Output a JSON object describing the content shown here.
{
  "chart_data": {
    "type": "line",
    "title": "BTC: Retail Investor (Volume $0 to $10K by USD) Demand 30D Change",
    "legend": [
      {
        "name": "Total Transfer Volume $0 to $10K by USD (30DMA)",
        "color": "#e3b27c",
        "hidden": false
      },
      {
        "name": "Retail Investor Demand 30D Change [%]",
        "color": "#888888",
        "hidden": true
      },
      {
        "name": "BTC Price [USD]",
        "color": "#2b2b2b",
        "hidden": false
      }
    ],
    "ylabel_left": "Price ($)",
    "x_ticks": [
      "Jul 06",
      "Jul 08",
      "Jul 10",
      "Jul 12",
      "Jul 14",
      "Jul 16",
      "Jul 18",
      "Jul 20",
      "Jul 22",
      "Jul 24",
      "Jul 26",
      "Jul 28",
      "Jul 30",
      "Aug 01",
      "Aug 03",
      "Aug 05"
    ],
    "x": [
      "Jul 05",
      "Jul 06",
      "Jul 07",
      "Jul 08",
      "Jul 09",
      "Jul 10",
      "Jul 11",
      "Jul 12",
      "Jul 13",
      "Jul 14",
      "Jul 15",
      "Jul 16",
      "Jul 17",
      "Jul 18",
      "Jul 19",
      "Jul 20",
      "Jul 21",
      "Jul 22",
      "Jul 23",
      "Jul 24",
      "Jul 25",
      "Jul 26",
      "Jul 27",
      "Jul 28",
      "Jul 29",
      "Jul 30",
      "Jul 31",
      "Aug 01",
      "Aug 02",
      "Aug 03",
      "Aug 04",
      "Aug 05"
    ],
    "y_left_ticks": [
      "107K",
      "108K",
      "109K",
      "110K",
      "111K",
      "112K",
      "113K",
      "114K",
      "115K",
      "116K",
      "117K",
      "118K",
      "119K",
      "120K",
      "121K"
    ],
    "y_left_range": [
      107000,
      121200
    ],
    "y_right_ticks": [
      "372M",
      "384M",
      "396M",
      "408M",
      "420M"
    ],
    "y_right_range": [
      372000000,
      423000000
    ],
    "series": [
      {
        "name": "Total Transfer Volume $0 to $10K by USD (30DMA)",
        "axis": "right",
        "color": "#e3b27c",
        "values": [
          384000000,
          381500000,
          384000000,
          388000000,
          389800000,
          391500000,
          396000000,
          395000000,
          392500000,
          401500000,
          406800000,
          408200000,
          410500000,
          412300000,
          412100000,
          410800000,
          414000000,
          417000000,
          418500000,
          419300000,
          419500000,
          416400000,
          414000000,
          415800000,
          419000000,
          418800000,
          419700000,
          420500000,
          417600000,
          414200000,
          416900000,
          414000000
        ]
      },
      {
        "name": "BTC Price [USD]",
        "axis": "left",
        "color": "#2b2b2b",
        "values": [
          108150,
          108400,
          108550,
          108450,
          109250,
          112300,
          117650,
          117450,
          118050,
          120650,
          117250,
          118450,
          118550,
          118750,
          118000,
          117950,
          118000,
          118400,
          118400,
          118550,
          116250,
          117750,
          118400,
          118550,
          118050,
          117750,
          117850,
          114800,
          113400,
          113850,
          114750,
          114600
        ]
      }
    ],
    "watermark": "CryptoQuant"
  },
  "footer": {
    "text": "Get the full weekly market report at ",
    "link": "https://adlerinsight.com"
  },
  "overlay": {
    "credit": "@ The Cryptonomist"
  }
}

### DIRECTIONS FOR THIS TASK
Reproduce every entry shown above, precisely as it stands.

### ANSWER FOR THE TASK
Output a JSON object describing the content shown here.
{
  "chart_data": {
    "type": "line",
    "title": "BTC: Retail Investor (Volume $0 to $10K by USD) Demand 30D Change",
    "legend": [
      {
        "name": "Total Transfer Volume $0 to $10K by USD (30DMA)",
        "color": "#e3b27c",
        "hidden": false
      },
      {
        "name": "Retail Investor Demand 30D Change [%]",
        "color": "#888888",
        "hidden": true
      },
      {
        "name": "BTC Price [USD]",
        "color": "#2b2b2b",
        "hidden": false
      }
    ],
    "ylabel_left": "Price ($)",
    "x_ticks": [
      "Jul 06",
      "Jul 08",
      "Jul 10",
      "Jul 12",
      "Jul 14",
      "Jul 16",
      "Jul 18",
      "Jul 20",
      "Jul 22",
      "Jul 24",
      "Jul 26",
      "Jul 28",
      "Jul 30",
      "Aug 01",
      "Aug 03",
      "Aug 05"
    ],
    "x": [
      "Jul 05",
      "Jul 06",
      "Jul 07",
      "Jul 08",
      "Jul 09",
      "Jul 10",
      "Jul 11",
      "Jul 12",
      "Jul 13",
      "Jul 14",
      "Jul 15",
      "Jul 16",
      "Jul 17",
      "Jul 18",
      "Jul 19",
      "Jul 20",
      "Jul 21",
      "Jul 22",
      "Jul 23",
      "Jul 24",
      "Jul 25",
      "Jul 26",
      "Jul 27",
      "Jul 28",
      "Jul 29",
      "Jul 30",
      "Jul 31",
      "Aug 01",
      "Aug 02",
      "Aug 03",
      "Aug 04",
      "Aug 05"
    ],
    "y_left_ticks": [
      "107K",
      "108K",
      "109K",
      "110K",
      "111K",
      "112K",
      "113K",
      "114K",
      "115K",
      "116K",
      "117K",
      "118K",
      "119K",
      "120K",
      "121K"
    ],
    "y_left_range": [
      107000,
      121200
    ],
    "y_right_ticks": [
      "372M",
      "384M",
      "396M",
      "408M",
      "420M"
    ],
    "y_right_range": [
      372000000,
      423000000
    ],
    "series": [
      {
        "name": "Total Transfer Volume $0 to $10K by USD (30DMA)",
        "axis": "right",
        "color": "#e3b27c",
        "values": [
          384000000,
          381500000,
          384000000,
          388000000,
          389800000,
          391500000,
          396000000,
          395000000,
          392500000,
          401500000,
          406800000,
          408200000,
          410500000,
          412300000,
          412100000,
          410800000,
          414000000,
          417000000,
          418500000,
          419300000,
          419500000,
          416400000,
          414000000,
          415800000,
          419000000,
          418800000,
          419700000,
          420500000,
          417600000,
          414200000,
          416900000,
          414000000
        ]
      },
      {
        "name": "BTC Price [USD]",
        "axis": "left",
        "color": "#2b2b2b",
        "values": [
          108150,
          108400,
          108550,
          108450,
          109250,
          112300,
          117650,
          117450,
          118050,
          120650,
          117250,
          118450,
          118550,
          118750,
          118000,
          117950,
          118000,
          118400,
          118400,
          118550,
          116250,
          117750,
          118400,
          118550,
          118050,
          117750,
          117850,
          114800,
          113400,
          113850,
          114750,
          114600
        ]
      }
    ],
    "watermark": "CryptoQuant"
  },
  "footer": {
    "text": "Get the full weekly market report at ",
    "link": "https://adlerinsight.com"
  },
  "overlay": {
    "credit": "@ The Cryptonomist"
  }
}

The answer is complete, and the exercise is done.